● **The request**:
All of the material below is to be retyped exactly.

** start of Listing **

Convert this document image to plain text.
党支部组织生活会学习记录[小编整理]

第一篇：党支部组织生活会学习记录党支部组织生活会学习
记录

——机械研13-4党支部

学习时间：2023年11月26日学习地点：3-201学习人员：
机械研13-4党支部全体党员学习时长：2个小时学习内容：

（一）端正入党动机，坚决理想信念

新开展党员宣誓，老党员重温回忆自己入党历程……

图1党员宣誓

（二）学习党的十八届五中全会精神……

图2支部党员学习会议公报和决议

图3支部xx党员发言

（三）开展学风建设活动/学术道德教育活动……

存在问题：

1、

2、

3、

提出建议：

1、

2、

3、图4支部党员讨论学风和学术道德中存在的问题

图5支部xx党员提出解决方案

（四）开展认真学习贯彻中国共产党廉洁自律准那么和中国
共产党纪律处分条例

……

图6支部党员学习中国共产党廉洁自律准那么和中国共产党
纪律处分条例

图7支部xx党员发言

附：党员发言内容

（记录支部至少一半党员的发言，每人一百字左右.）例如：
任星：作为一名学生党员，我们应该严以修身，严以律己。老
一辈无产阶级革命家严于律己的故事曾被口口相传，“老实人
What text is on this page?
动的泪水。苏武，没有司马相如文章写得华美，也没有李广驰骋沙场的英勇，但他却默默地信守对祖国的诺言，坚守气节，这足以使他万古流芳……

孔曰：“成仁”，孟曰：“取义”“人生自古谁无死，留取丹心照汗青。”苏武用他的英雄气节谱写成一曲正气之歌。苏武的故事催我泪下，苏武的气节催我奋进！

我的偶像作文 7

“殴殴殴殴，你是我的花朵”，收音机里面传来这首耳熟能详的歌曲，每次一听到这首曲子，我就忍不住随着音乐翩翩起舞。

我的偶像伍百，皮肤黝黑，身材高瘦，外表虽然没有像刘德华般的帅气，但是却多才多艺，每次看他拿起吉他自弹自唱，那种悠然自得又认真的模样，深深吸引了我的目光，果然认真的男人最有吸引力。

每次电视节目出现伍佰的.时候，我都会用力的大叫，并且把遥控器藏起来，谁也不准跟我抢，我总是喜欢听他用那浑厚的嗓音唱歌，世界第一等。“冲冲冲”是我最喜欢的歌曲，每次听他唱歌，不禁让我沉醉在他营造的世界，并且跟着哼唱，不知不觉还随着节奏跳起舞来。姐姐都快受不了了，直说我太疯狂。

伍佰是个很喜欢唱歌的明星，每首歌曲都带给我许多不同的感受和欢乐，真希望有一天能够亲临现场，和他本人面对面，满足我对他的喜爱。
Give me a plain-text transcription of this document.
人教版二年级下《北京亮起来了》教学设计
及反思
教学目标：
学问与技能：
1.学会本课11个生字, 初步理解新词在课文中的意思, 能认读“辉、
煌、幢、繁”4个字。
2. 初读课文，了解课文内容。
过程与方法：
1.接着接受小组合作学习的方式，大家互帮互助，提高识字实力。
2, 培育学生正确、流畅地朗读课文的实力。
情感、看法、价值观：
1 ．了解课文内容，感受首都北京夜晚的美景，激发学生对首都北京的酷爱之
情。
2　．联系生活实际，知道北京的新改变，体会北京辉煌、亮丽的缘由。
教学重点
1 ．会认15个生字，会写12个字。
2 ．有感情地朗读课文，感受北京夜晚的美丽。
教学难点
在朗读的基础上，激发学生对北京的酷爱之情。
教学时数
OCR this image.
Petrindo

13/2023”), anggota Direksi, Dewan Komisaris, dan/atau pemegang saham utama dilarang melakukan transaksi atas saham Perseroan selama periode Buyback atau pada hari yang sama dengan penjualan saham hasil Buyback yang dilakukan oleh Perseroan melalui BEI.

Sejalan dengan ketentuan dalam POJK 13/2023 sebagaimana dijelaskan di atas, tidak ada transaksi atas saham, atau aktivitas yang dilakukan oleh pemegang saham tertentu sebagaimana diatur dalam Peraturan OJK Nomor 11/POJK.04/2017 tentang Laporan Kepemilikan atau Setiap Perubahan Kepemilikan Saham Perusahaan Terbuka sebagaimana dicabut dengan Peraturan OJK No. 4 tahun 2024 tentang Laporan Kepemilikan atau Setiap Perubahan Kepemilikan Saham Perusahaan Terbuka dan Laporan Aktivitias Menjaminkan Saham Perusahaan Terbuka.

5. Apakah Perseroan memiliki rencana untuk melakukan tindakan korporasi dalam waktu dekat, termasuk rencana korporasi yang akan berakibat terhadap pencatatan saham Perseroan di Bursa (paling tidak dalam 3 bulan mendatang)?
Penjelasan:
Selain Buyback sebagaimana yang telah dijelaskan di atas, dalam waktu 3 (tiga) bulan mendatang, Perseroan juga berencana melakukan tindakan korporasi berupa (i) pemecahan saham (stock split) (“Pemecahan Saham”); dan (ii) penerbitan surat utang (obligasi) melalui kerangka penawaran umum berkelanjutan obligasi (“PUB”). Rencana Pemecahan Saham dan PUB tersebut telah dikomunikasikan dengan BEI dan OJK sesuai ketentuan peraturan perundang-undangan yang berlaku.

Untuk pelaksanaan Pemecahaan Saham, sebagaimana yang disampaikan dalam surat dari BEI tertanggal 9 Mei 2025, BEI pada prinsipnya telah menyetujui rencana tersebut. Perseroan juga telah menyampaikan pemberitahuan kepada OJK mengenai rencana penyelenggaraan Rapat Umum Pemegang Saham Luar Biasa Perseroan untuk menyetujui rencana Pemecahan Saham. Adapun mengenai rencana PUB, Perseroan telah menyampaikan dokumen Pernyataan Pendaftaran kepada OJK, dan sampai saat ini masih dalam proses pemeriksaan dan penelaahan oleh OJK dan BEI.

** end of Listing **

● **Solution below**:
Convert this document image to plain text.
党支部组织生活会学习记录[小编整理]

第一篇：党支部组织生活会学习记录党支部组织生活会学习
记录

——机械研13-4党支部

学习时间：2023年11月26日学习地点：3-201学习人员：
机械研13-4党支部全体党员学习时长：2个小时学习内容：

（一）端正入党动机，坚决理想信念

新开展党员宣誓，老党员重温回忆自己入党历程……

图1党员宣誓

（二）学习党的十八届五中全会精神……

图2支部党员学习会议公报和决议

图3支部xx党员发言

（三）开展学风建设活动/学术道德教育活动……

存在问题：

1、

2、

3、

提出建议：

1、

2、

3、图4支部党员讨论学风和学术道德中存在的问题

图5支部xx党员提出解决方案

（四）开展认真学习贯彻中国共产党廉洁自律准那么和中国
共产党纪律处分条例

……

图6支部党员学习中国共产党廉洁自律准那么和中国共产党
纪律处分条例

图7支部xx党员发言

附：党员发言内容

（记录支部至少一半党员的发言，每人一百字左右.）例如：
任星：作为一名学生党员，我们应该严以修身，严以律己。老
一辈无产阶级革命家严于律己的故事曾被口口相传，“老实人
What text is on this page?
动的泪水。苏武，没有司马相如文章写得华美，也没有李广驰骋沙场的英勇，但他却默默地信守对祖国的诺言，坚守气节，这足以使他万古流芳……

孔曰：“成仁”，孟曰：“取义”“人生自古谁无死，留取丹心照汗青。”苏武用他的英雄气节谱写成一曲正气之歌。苏武的故事催我泪下，苏武的气节催我奋进！

我的偶像作文 7

“殴殴殴殴，你是我的花朵”，收音机里面传来这首耳熟能详的歌曲，每次一听到这首曲子，我就忍不住随着音乐翩翩起舞。

我的偶像伍百，皮肤黝黑，身材高瘦，外表虽然没有像刘德华般的帅气，但是却多才多艺，每次看他拿起吉他自弹自唱，那种悠然自得又认真的模样，深深吸引了我的目光，果然认真的男人最有吸引力。

每次电视节目出现伍佰的.时候，我都会用力的大叫，并且把遥控器藏起来，谁也不准跟我抢，我总是喜欢听他用那浑厚的嗓音唱歌，世界第一等。“冲冲冲”是我最喜欢的歌曲，每次听他唱歌，不禁让我沉醉在他营造的世界，并且跟着哼唱，不知不觉还随着节奏跳起舞来。姐姐都快受不了了，直说我太疯狂。

伍佰是个很喜欢唱歌的明星，每首歌曲都带给我许多不同的感受和欢乐，真希望有一天能够亲临现场，和他本人面对面，满足我对他的喜爱。
Give me a plain-text transcription of this document.
人教版二年级下《北京亮起来了》教学设计
及反思
教学目标：
学问与技能：
1.学会本课11个生字, 初步理解新词在课文中的意思, 能认读“辉、
煌、幢、繁”4个字。
2. 初读课文，了解课文内容。
过程与方法：
1.接着接受小组合作学习的方式，大家互帮互助，提高识字实力。
2, 培育学生正确、流畅地朗读课文的实力。
情感、看法、价值观：
1 ．了解课文内容，感受首都北京夜晚的美景，激发学生对首都北京的酷爱之
情。
2　．联系生活实际，知道北京的新改变，体会北京辉煌、亮丽的缘由。
教学重点
1 ．会认15个生字，会写12个字。
2 ．有感情地朗读课文，感受北京夜晚的美丽。
教学难点
在朗读的基础上，激发学生对北京的酷爱之情。
教学时数
OCR this image.
Petrindo

13/2023”), anggota Direksi, Dewan Komisaris, dan/atau pemegang saham utama dilarang melakukan transaksi atas saham Perseroan selama periode Buyback atau pada hari yang sama dengan penjualan saham hasil Buyback yang dilakukan oleh Perseroan melalui BEI.

Sejalan dengan ketentuan dalam POJK 13/2023 sebagaimana dijelaskan di atas, tidak ada transaksi atas saham, atau aktivitas yang dilakukan oleh pemegang saham tertentu sebagaimana diatur dalam Peraturan OJK Nomor 11/POJK.04/2017 tentang Laporan Kepemilikan atau Setiap Perubahan Kepemilikan Saham Perusahaan Terbuka sebagaimana dicabut dengan Peraturan OJK No. 4 tahun 2024 tentang Laporan Kepemilikan atau Setiap Perubahan Kepemilikan Saham Perusahaan Terbuka dan Laporan Aktivitias Menjaminkan Saham Perusahaan Terbuka.

5. Apakah Perseroan memiliki rencana untuk melakukan tindakan korporasi dalam waktu dekat, termasuk rencana korporasi yang akan berakibat terhadap pencatatan saham Perseroan di Bursa (paling tidak dalam 3 bulan mendatang)?
Penjelasan:
Selain Buyback sebagaimana yang telah dijelaskan di atas, dalam waktu 3 (tiga) bulan mendatang, Perseroan juga berencana melakukan tindakan korporasi berupa (i) pemecahan saham (stock split) (“Pemecahan Saham”); dan (ii) penerbitan surat utang (obligasi) melalui kerangka penawaran umum berkelanjutan obligasi (“PUB”). Rencana Pemecahan Saham dan PUB tersebut telah dikomunikasikan dengan BEI dan OJK sesuai ketentuan peraturan perundang-undangan yang berlaku.

Untuk pelaksanaan Pemecahaan Saham, sebagaimana yang disampaikan dalam surat dari BEI tertanggal 9 Mei 2025, BEI pada prinsipnya telah menyetujui rencana tersebut. Perseroan juga telah menyampaikan pemberitahuan kepada OJK mengenai rencana penyelenggaraan Rapat Umum Pemegang Saham Luar Biasa Perseroan untuk menyetujui rencana Pemecahan Saham. Adapun mengenai rencana PUB, Perseroan telah menyampaikan dokumen Pernyataan Pendaftaran kepada OJK, dan sampai saat ini masih dalam proses pemeriksaan dan penelaahan oleh OJK dan BEI.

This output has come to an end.